Provided data:
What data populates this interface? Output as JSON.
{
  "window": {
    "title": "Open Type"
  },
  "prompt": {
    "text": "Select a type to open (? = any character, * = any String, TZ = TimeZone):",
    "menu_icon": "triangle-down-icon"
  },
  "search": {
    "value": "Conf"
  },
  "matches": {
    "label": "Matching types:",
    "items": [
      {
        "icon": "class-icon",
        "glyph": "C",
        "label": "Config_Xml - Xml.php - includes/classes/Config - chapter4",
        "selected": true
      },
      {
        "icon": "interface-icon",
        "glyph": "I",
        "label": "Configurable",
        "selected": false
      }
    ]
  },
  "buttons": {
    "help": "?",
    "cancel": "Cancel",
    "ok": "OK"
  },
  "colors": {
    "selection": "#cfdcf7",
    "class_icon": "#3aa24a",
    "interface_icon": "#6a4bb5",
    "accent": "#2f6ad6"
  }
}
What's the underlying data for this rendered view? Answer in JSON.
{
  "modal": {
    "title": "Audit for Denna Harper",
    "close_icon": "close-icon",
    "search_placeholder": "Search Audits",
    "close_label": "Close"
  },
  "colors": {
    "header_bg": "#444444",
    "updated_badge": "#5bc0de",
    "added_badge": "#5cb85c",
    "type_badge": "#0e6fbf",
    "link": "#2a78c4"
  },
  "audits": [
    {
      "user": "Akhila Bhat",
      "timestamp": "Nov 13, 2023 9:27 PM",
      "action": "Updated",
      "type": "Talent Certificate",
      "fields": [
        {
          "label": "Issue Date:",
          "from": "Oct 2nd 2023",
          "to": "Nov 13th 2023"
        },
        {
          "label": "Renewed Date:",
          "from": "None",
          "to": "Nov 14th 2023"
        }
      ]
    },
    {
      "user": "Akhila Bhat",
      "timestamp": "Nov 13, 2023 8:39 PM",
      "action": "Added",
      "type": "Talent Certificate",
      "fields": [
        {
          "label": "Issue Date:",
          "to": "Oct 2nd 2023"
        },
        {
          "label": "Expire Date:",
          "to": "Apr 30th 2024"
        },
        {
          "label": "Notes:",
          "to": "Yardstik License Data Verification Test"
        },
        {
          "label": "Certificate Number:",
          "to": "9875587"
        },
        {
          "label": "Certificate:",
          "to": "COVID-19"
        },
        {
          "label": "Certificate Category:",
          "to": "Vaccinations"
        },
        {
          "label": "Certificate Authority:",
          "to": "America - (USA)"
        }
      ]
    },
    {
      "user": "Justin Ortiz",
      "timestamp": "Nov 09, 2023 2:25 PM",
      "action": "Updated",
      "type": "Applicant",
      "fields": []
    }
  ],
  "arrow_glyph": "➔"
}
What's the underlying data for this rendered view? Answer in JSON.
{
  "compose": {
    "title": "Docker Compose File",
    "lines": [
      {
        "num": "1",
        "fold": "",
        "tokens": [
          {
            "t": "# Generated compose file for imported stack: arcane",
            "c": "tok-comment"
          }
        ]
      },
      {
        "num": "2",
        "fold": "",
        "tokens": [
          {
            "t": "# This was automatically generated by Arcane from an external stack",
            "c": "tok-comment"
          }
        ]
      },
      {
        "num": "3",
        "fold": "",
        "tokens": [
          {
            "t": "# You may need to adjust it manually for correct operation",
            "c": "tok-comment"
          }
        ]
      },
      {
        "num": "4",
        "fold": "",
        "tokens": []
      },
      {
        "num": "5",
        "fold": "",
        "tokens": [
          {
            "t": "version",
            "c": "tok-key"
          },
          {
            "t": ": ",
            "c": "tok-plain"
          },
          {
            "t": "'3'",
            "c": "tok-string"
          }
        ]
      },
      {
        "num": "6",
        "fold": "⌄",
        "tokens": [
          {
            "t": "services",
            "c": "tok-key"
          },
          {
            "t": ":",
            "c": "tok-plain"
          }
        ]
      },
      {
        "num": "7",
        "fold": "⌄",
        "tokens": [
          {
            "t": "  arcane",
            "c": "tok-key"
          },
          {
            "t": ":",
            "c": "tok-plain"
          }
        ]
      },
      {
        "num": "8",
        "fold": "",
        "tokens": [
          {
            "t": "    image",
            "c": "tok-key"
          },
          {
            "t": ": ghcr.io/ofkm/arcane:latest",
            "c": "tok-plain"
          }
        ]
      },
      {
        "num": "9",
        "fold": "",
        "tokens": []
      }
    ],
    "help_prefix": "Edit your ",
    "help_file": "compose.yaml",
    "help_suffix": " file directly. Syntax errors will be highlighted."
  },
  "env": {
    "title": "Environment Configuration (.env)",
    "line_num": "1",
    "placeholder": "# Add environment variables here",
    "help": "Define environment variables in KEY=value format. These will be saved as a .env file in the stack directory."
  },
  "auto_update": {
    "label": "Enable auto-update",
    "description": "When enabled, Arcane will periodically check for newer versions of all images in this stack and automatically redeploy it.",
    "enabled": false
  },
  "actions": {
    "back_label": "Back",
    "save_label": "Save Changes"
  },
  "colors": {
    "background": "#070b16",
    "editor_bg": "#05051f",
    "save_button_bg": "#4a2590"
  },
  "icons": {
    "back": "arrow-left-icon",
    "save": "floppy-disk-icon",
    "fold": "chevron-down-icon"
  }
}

Required work:
Each line above that includes "from" should be shown.

Exercise output:
          "from": "Oct 2nd 2023",
          "from": "None",
            "t": "# This was automatically generated by Arcane from an external stack",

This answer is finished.